**WRITTEN PROBLEM A**
Starting at the beginning of the records and ending at the line that contains "text-line: malé rozměry", render those lines as a numbered list, leaving out blank lines.

**READING TEXT**
################

In general, England and Wales have been able to take positive action toward rebalancing justice with no task force, no declarations and no framework decisions. By the time the Declaration for victims of crime was adopted in 1985, the government of England and Wales had already developed a network of victim assistant agencies (referred to as “victim support schemes”) as well as relatively generous criminal injuries program. The National association of Victim Support Schemes was set up by the British government to establish victims’ service standards across England and Wales in 1979. The British government also modified the restitution law so that restitution was to be paid before fines. In 1996 and 2004 this charter went to two further iterations. The British government didn’t stop there. In 2006, it adopted the code of practice for victims of crime will benefit from which services and the service providers. The minister of justice for England and Wales appointed a victim champion to advocate for victim’s issues and advise top levels of government on victim concerns. In 2008, Sara Payne was appointed the same who called for more integration between victims and criminal justice systems. In 2010, two new initiatives were rolled out to better serve victims of crime. One was to launch a National Victim service to build on a national network of victim assistance agencies and court based services. The second was to replace the rotating victim champion with a permanent victim commissioner to oversee the National Victim service. [4]

USA

The victims’ movement in the United States involved the confluence of five independent activities: (i) The development of a field called victimology, (ii) The introduction of state victim compensation programs, (iii) The rise of the women’s movement, (iv) The rise of crime that was accompanied by a parallel dissatisfaction with the criminal justice system, (v) The growth of victim activism.

The importation of victimology to the United States was due largely to the work of the scholar Stephen Schafer, whose book The Victim and His Criminal: A Study in Functional Responsibility became mandatory reading for anyone interested in the study of crime victims and their behaviors. The idea that the state should provide financial reimbursement to victims of crime for their losses was initially propounded by English penal reformer Margery fry in the 1950s. It was first implemented in New Zealand in 1963 and Great Britain passed a similar law shortly thereafter. Early compensation programs were welfare programs providing help to victims in need. This was reflected in Justice A.J. Goldberg’s comment, “In a fundamental sense, then, one who suffers the impact of criminal violence is also the victim of society’s long inattention to poverty and social injustice…” [5] California initiate the first state victim compensation program in 1964, soon followed by New York. By 1979, there were 28 state compensation programs. By then, most had rejected the welfare precept in favor of a justice orientation in which victims were seen as deserving of compensation whether or not they were in need. Compensation programs also promoted involvement by victims in the criminal justice system since they required victims to report crimes to the police and to cooperate with the prosecution.

################

**MATERIAL FOR THIS EXERCISE**
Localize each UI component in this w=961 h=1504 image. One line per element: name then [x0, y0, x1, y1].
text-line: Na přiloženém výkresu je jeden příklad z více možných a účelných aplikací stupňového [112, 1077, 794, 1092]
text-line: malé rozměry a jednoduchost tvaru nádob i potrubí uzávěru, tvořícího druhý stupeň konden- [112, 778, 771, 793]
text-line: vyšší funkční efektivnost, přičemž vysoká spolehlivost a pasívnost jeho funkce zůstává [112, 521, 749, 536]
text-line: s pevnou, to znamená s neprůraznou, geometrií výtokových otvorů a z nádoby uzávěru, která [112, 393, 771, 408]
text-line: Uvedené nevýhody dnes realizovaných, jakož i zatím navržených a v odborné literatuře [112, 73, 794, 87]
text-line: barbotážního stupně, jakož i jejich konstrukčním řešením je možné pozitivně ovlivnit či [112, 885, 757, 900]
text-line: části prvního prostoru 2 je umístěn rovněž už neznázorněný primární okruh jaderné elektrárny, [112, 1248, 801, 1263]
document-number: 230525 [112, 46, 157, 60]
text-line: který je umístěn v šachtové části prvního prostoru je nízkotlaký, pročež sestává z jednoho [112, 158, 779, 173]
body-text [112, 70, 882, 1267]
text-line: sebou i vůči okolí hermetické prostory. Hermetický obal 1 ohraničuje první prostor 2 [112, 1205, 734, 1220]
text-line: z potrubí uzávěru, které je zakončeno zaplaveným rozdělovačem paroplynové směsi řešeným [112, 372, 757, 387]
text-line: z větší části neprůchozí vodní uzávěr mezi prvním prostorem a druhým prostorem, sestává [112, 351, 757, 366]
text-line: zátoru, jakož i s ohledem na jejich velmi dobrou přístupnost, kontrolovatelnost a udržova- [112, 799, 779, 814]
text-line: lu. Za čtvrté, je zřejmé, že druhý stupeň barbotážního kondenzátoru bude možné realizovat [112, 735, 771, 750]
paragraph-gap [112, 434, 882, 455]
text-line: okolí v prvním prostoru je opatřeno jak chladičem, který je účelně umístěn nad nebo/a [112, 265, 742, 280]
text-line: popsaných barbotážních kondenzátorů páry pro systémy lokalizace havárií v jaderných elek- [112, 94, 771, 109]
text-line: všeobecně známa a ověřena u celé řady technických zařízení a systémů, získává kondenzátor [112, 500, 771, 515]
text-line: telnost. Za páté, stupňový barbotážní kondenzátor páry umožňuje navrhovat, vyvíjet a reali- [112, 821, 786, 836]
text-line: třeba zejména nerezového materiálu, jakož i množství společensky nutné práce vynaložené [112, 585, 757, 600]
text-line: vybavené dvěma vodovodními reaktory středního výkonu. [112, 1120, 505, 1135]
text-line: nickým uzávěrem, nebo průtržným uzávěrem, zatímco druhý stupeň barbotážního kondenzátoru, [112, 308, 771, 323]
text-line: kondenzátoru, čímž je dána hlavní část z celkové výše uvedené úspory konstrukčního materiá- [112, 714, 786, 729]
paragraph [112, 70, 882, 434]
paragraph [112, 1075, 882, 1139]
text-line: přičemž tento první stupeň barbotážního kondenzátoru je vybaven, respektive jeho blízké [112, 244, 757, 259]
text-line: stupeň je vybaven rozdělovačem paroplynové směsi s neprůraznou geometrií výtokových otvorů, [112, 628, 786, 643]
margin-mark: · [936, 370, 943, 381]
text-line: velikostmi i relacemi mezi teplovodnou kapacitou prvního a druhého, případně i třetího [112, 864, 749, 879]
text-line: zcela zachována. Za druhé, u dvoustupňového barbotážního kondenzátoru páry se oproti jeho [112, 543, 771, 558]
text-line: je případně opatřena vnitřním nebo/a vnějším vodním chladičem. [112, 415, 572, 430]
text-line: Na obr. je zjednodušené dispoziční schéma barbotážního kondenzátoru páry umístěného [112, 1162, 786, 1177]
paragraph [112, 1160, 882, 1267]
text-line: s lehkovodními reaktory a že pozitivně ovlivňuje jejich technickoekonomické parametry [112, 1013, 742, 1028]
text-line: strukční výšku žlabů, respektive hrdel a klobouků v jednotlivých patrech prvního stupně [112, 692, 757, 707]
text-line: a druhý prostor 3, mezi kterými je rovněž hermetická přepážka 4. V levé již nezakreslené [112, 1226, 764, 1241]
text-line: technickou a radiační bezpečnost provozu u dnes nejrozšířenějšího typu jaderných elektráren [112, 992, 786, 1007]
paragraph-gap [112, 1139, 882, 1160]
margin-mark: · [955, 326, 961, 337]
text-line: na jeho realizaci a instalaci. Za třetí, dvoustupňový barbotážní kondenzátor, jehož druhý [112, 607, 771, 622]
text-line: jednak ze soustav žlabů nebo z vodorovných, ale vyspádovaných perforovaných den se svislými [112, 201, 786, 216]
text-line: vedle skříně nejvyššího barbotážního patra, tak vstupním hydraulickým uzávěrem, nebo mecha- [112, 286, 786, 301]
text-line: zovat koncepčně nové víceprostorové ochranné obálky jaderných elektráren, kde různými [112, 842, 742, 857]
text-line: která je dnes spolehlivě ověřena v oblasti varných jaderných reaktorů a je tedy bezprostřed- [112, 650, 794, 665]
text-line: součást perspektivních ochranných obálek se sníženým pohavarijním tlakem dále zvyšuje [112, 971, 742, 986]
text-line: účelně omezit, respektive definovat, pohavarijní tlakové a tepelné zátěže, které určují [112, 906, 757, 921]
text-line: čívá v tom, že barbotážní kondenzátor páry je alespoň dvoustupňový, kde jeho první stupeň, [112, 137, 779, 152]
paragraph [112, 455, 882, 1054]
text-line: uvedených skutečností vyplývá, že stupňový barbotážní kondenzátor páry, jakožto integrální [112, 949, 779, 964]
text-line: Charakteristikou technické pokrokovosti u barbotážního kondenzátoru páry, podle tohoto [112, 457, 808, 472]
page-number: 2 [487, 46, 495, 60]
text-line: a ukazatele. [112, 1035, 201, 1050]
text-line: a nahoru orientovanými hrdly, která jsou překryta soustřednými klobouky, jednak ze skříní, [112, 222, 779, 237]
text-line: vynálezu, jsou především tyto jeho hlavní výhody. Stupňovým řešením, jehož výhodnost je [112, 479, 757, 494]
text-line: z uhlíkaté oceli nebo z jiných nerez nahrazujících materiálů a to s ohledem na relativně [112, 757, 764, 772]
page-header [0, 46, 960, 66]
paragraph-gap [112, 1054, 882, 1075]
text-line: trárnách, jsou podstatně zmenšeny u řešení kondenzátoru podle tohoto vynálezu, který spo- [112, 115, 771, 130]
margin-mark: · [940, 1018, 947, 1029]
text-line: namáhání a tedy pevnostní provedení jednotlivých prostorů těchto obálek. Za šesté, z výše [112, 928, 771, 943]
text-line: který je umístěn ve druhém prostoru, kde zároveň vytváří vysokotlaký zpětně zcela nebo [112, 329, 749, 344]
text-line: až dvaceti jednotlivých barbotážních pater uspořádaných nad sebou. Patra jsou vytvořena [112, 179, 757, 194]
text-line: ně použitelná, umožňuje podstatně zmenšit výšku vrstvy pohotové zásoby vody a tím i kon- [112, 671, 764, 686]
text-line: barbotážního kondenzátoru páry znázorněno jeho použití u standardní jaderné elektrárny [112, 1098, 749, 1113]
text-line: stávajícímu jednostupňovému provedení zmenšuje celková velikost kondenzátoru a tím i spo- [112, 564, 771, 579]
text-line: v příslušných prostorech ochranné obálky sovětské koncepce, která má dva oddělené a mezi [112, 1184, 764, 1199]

################

**WRITTEN PROBLEM B**
Answer yes or no for each statement about the victims' movement text, and quote the words from the text that decide it: (i) The National association of Victim Support Schemes was set up in 1979. (ii) By 1979 there were fewer than twenty state compensation programs in the United States. (iii) One of the 2010 initiatives replaced the rotating victim champion with a permanent victim commissioner.

**FINAL ANSWER A**
1. Localize each UI component in this w=961 h=1504 image. One line per element: name then [x0, y0, x1, y1].
2. text-line: Na přiloženém výkresu je jeden příklad z více možných a účelných aplikací stupňového [112, 1077, 794, 1092]
3. text-line: malé rozměry a jednoduchost tvaru nádob i potrubí uzávěru, tvořícího druhý stupeň konden- [112, 778, 771, 793]

**FINAL ANSWER B**
(i) Yes: "The National association of Victim Support Schemes was set up by the British government to establish victims’ service standards across England and Wales in 1979."
(ii) No: "By 1979, there were 28 state compensation programs."
(iii) Yes: "The second was to replace the rotating victim champion with a permanent victim commissioner to oversee the National Victim service."